* Your assignment: Your answer should hold every line of the records below that contains the string "optical".

* Collection entries:
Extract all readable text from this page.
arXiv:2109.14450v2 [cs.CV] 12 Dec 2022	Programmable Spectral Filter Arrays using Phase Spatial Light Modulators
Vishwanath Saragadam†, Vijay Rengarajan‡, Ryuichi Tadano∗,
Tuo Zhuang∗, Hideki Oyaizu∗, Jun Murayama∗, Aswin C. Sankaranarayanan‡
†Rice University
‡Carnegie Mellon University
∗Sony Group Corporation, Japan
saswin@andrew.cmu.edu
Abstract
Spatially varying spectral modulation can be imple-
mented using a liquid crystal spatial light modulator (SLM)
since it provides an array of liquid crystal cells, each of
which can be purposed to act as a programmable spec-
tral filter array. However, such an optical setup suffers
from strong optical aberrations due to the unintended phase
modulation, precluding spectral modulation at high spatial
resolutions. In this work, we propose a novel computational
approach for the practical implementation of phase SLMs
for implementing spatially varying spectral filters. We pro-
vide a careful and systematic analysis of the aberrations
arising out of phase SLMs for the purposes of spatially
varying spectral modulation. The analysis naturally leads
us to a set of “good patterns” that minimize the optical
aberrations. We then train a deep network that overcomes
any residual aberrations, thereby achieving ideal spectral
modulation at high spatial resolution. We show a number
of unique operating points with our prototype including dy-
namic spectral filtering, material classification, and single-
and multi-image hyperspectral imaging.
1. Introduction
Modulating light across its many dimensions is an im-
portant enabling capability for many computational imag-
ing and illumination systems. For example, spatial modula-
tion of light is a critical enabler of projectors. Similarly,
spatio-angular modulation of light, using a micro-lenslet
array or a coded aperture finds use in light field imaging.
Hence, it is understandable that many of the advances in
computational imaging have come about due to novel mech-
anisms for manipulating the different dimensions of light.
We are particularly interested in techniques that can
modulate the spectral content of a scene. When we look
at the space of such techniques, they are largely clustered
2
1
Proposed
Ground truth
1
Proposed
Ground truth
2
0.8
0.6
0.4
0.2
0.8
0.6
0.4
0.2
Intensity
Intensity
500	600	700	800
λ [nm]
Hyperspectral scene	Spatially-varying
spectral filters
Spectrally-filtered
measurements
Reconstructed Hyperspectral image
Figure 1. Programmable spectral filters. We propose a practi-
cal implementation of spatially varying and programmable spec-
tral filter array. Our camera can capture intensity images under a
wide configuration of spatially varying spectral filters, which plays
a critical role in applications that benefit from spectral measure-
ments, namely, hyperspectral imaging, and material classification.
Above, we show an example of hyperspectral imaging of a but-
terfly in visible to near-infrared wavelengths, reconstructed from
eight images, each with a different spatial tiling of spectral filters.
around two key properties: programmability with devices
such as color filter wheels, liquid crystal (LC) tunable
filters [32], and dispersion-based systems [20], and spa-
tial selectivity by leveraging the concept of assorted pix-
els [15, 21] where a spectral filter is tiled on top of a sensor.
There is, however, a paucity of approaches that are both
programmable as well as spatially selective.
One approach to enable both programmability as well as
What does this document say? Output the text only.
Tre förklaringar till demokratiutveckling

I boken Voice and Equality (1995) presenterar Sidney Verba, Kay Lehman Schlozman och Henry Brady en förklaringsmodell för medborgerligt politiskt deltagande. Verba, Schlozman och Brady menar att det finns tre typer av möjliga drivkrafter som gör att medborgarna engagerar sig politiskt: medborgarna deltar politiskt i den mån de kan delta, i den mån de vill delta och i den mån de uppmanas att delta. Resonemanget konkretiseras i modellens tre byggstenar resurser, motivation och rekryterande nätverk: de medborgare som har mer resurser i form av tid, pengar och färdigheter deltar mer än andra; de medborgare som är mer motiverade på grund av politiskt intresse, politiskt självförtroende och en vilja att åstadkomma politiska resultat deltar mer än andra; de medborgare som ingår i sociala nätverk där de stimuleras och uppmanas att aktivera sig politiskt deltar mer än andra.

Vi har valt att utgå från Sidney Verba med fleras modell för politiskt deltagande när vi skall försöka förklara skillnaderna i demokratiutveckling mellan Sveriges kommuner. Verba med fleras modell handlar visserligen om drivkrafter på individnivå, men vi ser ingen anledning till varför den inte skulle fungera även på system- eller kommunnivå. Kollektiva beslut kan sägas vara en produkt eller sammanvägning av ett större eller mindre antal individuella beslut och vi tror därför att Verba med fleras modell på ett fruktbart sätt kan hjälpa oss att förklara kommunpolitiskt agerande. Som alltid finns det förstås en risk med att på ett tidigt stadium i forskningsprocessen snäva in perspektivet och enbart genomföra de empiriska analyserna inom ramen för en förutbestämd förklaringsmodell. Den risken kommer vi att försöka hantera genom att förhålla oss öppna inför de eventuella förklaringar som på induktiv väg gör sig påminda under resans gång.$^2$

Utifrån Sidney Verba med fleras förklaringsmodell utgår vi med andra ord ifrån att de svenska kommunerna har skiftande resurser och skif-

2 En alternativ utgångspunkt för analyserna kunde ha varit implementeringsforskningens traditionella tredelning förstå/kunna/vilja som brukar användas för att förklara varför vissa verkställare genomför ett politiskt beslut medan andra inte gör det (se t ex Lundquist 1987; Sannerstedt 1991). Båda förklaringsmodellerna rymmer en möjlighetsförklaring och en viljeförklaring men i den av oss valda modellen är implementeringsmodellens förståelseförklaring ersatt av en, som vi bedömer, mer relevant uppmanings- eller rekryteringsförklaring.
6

* Final answer:
tral filter array. However, such an optical setup suffers
from strong optical aberrations due to the unintended phase
us to a set of “good patterns” that minimize the optical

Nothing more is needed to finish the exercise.